▶ Supplied entries
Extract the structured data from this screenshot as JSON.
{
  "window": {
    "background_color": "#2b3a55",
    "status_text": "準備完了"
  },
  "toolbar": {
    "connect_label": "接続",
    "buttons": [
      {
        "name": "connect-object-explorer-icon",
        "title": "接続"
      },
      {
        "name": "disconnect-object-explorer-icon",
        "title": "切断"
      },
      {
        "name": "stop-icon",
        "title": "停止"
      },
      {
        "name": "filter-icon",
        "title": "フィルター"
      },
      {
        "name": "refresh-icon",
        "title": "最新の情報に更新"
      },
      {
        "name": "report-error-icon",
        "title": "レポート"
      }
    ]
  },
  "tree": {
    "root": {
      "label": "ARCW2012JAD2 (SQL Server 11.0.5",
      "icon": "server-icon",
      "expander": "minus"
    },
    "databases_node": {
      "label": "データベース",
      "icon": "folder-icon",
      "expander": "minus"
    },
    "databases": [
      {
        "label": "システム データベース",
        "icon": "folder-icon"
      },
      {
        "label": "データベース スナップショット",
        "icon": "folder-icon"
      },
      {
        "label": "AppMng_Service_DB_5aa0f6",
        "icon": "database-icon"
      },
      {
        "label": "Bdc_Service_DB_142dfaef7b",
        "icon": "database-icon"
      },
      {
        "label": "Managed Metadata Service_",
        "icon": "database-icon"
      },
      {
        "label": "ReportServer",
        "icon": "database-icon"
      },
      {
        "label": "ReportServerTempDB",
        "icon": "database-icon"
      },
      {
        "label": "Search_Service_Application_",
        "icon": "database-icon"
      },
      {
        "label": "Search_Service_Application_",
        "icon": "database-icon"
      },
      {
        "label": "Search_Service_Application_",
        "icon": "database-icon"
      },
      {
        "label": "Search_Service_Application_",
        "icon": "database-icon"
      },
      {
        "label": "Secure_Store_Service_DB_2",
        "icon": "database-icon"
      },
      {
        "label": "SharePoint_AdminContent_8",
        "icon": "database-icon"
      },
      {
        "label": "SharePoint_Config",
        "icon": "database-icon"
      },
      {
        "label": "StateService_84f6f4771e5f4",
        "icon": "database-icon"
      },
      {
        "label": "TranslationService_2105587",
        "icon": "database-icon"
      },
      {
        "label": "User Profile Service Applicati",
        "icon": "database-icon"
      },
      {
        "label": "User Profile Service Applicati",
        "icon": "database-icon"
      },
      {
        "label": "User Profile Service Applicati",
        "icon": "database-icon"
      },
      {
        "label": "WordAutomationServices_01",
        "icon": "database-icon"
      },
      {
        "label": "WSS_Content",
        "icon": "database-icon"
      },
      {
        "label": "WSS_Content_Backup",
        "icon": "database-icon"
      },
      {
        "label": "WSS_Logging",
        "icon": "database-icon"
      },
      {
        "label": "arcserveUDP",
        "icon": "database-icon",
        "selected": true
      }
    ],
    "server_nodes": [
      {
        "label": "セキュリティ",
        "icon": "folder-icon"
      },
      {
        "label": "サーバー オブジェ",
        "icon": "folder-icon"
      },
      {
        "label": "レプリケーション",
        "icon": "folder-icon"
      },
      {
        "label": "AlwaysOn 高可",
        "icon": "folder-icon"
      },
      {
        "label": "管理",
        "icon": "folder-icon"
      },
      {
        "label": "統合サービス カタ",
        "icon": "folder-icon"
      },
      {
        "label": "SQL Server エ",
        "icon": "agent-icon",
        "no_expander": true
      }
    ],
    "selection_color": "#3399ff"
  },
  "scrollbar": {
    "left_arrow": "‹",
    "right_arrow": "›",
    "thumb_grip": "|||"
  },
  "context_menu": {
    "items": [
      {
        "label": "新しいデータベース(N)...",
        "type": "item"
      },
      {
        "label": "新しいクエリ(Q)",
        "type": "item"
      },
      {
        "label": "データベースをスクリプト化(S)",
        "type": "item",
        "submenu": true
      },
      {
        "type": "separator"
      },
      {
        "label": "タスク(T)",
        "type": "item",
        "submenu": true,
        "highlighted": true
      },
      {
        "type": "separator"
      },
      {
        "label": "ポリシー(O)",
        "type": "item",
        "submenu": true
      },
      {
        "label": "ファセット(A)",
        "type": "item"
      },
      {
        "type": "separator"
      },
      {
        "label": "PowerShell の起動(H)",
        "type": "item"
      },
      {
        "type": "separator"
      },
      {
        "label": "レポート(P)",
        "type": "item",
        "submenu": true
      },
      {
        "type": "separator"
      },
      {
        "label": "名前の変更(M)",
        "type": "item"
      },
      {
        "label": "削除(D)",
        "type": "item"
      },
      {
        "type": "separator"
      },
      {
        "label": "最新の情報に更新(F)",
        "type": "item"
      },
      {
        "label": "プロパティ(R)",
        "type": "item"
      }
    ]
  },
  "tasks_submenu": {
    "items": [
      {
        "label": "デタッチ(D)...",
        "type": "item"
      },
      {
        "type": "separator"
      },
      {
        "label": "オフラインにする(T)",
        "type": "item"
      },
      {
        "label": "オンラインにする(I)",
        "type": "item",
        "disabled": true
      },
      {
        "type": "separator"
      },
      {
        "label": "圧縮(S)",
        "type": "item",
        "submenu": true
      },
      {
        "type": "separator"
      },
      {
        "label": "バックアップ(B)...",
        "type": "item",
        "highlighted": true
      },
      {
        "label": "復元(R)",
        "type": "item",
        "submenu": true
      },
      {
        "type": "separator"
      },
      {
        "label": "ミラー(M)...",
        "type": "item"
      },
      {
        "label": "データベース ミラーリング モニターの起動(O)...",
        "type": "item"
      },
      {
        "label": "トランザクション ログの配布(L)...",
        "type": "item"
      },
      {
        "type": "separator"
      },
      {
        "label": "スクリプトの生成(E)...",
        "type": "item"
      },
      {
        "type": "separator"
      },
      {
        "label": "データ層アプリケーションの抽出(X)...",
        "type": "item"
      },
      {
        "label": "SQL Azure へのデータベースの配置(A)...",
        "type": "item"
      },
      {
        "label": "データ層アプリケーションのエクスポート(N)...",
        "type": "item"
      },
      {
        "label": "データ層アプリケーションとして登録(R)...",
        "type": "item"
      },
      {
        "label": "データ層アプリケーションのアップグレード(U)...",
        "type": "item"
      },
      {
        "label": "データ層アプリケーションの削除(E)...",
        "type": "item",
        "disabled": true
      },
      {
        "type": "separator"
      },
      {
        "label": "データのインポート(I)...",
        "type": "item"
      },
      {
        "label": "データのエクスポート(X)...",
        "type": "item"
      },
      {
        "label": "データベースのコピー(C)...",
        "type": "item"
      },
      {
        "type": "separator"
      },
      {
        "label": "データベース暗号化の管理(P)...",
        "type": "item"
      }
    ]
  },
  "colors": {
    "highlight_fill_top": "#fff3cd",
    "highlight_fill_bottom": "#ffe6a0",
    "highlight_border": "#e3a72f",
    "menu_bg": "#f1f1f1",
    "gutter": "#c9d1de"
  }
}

▶ Problem
Every line above should be retyped exactly as given.

▶ Answer to the exercise
Extract the structured data from this screenshot as JSON.
{
  "window": {
    "background_color": "#2b3a55",
    "status_text": "準備完了"
  },
  "toolbar": {
    "connect_label": "接続",
    "buttons": [
      {
        "name": "connect-object-explorer-icon",
        "title": "接続"
      },
      {
        "name": "disconnect-object-explorer-icon",
        "title": "切断"
      },
      {
        "name": "stop-icon",
        "title": "停止"
      },
      {
        "name": "filter-icon",
        "title": "フィルター"
      },
      {
        "name": "refresh-icon",
        "title": "最新の情報に更新"
      },
      {
        "name": "report-error-icon",
        "title": "レポート"
      }
    ]
  },
  "tree": {
    "root": {
      "label": "ARCW2012JAD2 (SQL Server 11.0.5",
      "icon": "server-icon",
      "expander": "minus"
    },
    "databases_node": {
      "label": "データベース",
      "icon": "folder-icon",
      "expander": "minus"
    },
    "databases": [
      {
        "label": "システム データベース",
        "icon": "folder-icon"
      },
      {
        "label": "データベース スナップショット",
        "icon": "folder-icon"
      },
      {
        "label": "AppMng_Service_DB_5aa0f6",
        "icon": "database-icon"
      },
      {
        "label": "Bdc_Service_DB_142dfaef7b",
        "icon": "database-icon"
      },
      {
        "label": "Managed Metadata Service_",
        "icon": "database-icon"
      },
      {
        "label": "ReportServer",
        "icon": "database-icon"
      },
      {
        "label": "ReportServerTempDB",
        "icon": "database-icon"
      },
      {
        "label": "Search_Service_Application_",
        "icon": "database-icon"
      },
      {
        "label": "Search_Service_Application_",
        "icon": "database-icon"
      },
      {
        "label": "Search_Service_Application_",
        "icon": "database-icon"
      },
      {
        "label": "Search_Service_Application_",
        "icon": "database-icon"
      },
      {
        "label": "Secure_Store_Service_DB_2",
        "icon": "database-icon"
      },
      {
        "label": "SharePoint_AdminContent_8",
        "icon": "database-icon"
      },
      {
        "label": "SharePoint_Config",
        "icon": "database-icon"
      },
      {
        "label": "StateService_84f6f4771e5f4",
        "icon": "database-icon"
      },
      {
        "label": "TranslationService_2105587",
        "icon": "database-icon"
      },
      {
        "label": "User Profile Service Applicati",
        "icon": "database-icon"
      },
      {
        "label": "User Profile Service Applicati",
        "icon": "database-icon"
      },
      {
        "label": "User Profile Service Applicati",
        "icon": "database-icon"
      },
      {
        "label": "WordAutomationServices_01",
        "icon": "database-icon"
      },
      {
        "label": "WSS_Content",
        "icon": "database-icon"
      },
      {
        "label": "WSS_Content_Backup",
        "icon": "database-icon"
      },
      {
        "label": "WSS_Logging",
        "icon": "database-icon"
      },
      {
        "label": "arcserveUDP",
        "icon": "database-icon",
        "selected": true
      }
    ],
    "server_nodes": [
      {
        "label": "セキュリティ",
        "icon": "folder-icon"
      },
      {
        "label": "サーバー オブジェ",
        "icon": "folder-icon"
      },
      {
        "label": "レプリケーション",
        "icon": "folder-icon"
      },
      {
        "label": "AlwaysOn 高可",
        "icon": "folder-icon"
      },
      {
        "label": "管理",
        "icon": "folder-icon"
      },
      {
        "label": "統合サービス カタ",
        "icon": "folder-icon"
      },
      {
        "label": "SQL Server エ",
        "icon": "agent-icon",
        "no_expander": true
      }
    ],
    "selection_color": "#3399ff"
  },
  "scrollbar": {
    "left_arrow": "‹",
    "right_arrow": "›",
    "thumb_grip": "|||"
  },
  "context_menu": {
    "items": [
      {
        "label": "新しいデータベース(N)...",
        "type": "item"
      },
      {
        "label": "新しいクエリ(Q)",
        "type": "item"
      },
      {
        "label": "データベースをスクリプト化(S)",
        "type": "item",
        "submenu": true
      },
      {
        "type": "separator"
      },
      {
        "label": "タスク(T)",
        "type": "item",
        "submenu": true,
        "highlighted": true
      },
      {
        "type": "separator"
      },
      {
        "label": "ポリシー(O)",
        "type": "item",
        "submenu": true
      },
      {
        "label": "ファセット(A)",
        "type": "item"
      },
      {
        "type": "separator"
      },
      {
        "label": "PowerShell の起動(H)",
        "type": "item"
      },
      {
        "type": "separator"
      },
      {
        "label": "レポート(P)",
        "type": "item",
        "submenu": true
      },
      {
        "type": "separator"
      },
      {
        "label": "名前の変更(M)",
        "type": "item"
      },
      {
        "label": "削除(D)",
        "type": "item"
      },
      {
        "type": "separator"
      },
      {
        "label": "最新の情報に更新(F)",
        "type": "item"
      },
      {
        "label": "プロパティ(R)",
        "type": "item"
      }
    ]
  },
  "tasks_submenu": {
    "items": [
      {
        "label": "デタッチ(D)...",
        "type": "item"
      },
      {
        "type": "separator"
      },
      {
        "label": "オフラインにする(T)",
        "type": "item"
      },
      {
        "label": "オンラインにする(I)",
        "type": "item",
        "disabled": true
      },
      {
        "type": "separator"
      },
      {
        "label": "圧縮(S)",
        "type": "item",
        "submenu": true
      },
      {
        "type": "separator"
      },
      {
        "label": "バックアップ(B)...",
        "type": "item",
        "highlighted": true
      },
      {
        "label": "復元(R)",
        "type": "item",
        "submenu": true
      },
      {
        "type": "separator"
      },
      {
        "label": "ミラー(M)...",
        "type": "item"
      },
      {
        "label": "データベース ミラーリング モニターの起動(O)...",
        "type": "item"
      },
      {
        "label": "トランザクション ログの配布(L)...",
        "type": "item"
      },
      {
        "type": "separator"
      },
      {
        "label": "スクリプトの生成(E)...",
        "type": "item"
      },
      {
        "type": "separator"
      },
      {
        "label": "データ層アプリケーションの抽出(X)...",
        "type": "item"
      },
      {
        "label": "SQL Azure へのデータベースの配置(A)...",
        "type": "item"
      },
      {
        "label": "データ層アプリケーションのエクスポート(N)...",
        "type": "item"
      },
      {
        "label": "データ層アプリケーションとして登録(R)...",
        "type": "item"
      },
      {
        "label": "データ層アプリケーションのアップグレード(U)...",
        "type": "item"
      },
      {
        "label": "データ層アプリケーションの削除(E)...",
        "type": "item",
        "disabled": true
      },
      {
        "type": "separator"
      },
      {
        "label": "データのインポート(I)...",
        "type": "item"
      },
      {
        "label": "データのエクスポート(X)...",
        "type": "item"
      },
      {
        "label": "データベースのコピー(C)...",
        "type": "item"
      },
      {
        "type": "separator"
      },
      {
        "label": "データベース暗号化の管理(P)...",
        "type": "item"
      }
    ]
  },
  "colors": {
    "highlight_fill_top": "#fff3cd",
    "highlight_fill_bottom": "#ffe6a0",
    "highlight_border": "#e3a72f",
    "menu_bg": "#f1f1f1",
    "gutter": "#c9d1de"
  }
}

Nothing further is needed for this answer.